Short problem: Select all lines with the string "وقال" in them, and copy those lines.

The input:
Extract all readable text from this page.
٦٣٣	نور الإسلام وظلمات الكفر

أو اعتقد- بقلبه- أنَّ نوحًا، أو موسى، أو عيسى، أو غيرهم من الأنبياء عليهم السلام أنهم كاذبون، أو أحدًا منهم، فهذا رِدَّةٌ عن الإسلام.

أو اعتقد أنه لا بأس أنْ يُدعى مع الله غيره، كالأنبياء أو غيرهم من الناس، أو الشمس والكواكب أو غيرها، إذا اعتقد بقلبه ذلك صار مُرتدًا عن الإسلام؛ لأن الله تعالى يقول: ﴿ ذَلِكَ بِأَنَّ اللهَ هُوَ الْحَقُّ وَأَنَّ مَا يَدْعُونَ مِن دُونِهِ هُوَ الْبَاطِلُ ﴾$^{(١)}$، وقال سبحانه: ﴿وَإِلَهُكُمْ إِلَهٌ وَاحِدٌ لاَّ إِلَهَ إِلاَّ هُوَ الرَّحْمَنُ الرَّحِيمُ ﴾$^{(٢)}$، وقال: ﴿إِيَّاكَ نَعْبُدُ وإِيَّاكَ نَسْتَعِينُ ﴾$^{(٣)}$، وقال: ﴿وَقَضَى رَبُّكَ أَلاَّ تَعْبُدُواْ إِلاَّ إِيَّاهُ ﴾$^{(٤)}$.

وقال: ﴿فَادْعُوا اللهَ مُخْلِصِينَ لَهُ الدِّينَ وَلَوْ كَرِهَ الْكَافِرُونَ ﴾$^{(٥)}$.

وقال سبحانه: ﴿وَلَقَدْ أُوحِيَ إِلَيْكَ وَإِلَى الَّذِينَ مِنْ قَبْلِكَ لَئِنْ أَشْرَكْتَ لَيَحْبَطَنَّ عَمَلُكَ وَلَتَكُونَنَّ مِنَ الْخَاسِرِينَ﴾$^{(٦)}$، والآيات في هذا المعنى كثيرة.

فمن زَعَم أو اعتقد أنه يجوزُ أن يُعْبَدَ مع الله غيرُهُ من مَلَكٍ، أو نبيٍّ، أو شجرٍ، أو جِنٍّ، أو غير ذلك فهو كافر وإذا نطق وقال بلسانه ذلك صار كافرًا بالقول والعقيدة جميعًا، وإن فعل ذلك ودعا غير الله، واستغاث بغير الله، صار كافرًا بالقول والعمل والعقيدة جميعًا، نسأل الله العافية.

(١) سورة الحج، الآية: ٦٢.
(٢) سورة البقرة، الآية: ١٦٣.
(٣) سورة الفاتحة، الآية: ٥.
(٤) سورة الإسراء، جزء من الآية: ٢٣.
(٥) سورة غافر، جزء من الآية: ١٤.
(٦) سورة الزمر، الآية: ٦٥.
---
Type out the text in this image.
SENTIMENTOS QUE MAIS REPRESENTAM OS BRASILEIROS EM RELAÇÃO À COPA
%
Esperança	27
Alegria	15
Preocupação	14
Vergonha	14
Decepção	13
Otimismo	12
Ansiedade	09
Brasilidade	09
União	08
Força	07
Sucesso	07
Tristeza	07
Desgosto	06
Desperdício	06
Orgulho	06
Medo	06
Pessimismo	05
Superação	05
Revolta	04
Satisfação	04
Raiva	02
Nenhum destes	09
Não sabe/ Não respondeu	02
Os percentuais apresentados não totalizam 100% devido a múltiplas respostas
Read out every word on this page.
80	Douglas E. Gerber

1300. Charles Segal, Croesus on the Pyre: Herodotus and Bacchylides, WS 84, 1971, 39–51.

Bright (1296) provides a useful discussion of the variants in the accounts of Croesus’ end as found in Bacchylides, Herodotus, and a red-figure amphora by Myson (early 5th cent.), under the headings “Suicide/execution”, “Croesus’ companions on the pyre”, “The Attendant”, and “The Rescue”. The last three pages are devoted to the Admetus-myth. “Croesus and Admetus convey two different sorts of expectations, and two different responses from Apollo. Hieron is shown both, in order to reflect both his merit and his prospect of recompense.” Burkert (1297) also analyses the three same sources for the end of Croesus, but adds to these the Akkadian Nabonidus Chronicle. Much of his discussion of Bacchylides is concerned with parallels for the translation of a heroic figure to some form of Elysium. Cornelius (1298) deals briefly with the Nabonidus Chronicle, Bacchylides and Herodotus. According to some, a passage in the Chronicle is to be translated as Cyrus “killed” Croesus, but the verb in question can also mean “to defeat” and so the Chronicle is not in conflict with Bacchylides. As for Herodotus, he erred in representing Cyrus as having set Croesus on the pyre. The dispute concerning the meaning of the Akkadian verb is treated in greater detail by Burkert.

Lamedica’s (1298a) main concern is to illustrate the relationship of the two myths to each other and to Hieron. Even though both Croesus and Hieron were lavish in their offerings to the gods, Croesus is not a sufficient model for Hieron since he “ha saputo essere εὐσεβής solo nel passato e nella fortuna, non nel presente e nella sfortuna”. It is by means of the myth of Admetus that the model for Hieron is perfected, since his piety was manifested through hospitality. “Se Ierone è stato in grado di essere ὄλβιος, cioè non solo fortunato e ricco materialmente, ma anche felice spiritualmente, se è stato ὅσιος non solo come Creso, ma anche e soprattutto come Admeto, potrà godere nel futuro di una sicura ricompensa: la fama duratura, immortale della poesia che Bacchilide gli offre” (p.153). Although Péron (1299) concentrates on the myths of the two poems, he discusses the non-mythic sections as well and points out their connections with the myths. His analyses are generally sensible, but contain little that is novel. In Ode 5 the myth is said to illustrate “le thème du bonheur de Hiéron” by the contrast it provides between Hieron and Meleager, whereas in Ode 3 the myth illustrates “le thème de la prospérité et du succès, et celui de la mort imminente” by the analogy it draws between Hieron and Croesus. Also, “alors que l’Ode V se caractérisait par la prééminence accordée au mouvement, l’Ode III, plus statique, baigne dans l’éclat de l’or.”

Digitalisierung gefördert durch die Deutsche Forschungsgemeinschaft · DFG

Written response:
أو اعتقد أنه لا بأس أنْ يُدعى مع الله غيره، كالأنبياء أو غيرهم من الناس، أو الشمس والكواكب أو غيرها، إذا اعتقد بقلبه ذلك صار مُرتدًا عن الإسلام؛ لأن الله تعالى يقول: ﴿ ذَلِكَ بِأَنَّ اللهَ هُوَ الْحَقُّ وَأَنَّ مَا يَدْعُونَ مِن دُونِهِ هُوَ الْبَاطِلُ ﴾$^{(١)}$، وقال سبحانه: ﴿وَإِلَهُكُمْ إِلَهٌ وَاحِدٌ لاَّ إِلَهَ إِلاَّ هُوَ الرَّحْمَنُ الرَّحِيمُ ﴾$^{(٢)}$، وقال: ﴿إِيَّاكَ نَعْبُدُ وإِيَّاكَ نَسْتَعِينُ ﴾$^{(٣)}$، وقال: ﴿وَقَضَى رَبُّكَ أَلاَّ تَعْبُدُواْ إِلاَّ إِيَّاهُ ﴾$^{(٤)}$.
وقال: ﴿فَادْعُوا اللهَ مُخْلِصِينَ لَهُ الدِّينَ وَلَوْ كَرِهَ الْكَافِرُونَ ﴾$^{(٥)}$.
وقال سبحانه: ﴿وَلَقَدْ أُوحِيَ إِلَيْكَ وَإِلَى الَّذِينَ مِنْ قَبْلِكَ لَئِنْ أَشْرَكْتَ لَيَحْبَطَنَّ عَمَلُكَ وَلَتَكُونَنَّ مِنَ الْخَاسِرِينَ﴾$^{(٦)}$، والآيات في هذا المعنى كثيرة.
فمن زَعَم أو اعتقد أنه يجوزُ أن يُعْبَدَ مع الله غيرُهُ من مَلَكٍ، أو نبيٍّ، أو شجرٍ، أو جِنٍّ، أو غير ذلك فهو كافر وإذا نطق وقال بلسانه ذلك صار كافرًا بالقول والعقيدة جميعًا، وإن فعل ذلك ودعا غير الله، واستغاث بغير الله، صار كافرًا بالقول والعمل والعقيدة جميعًا، نسأل الله العافية.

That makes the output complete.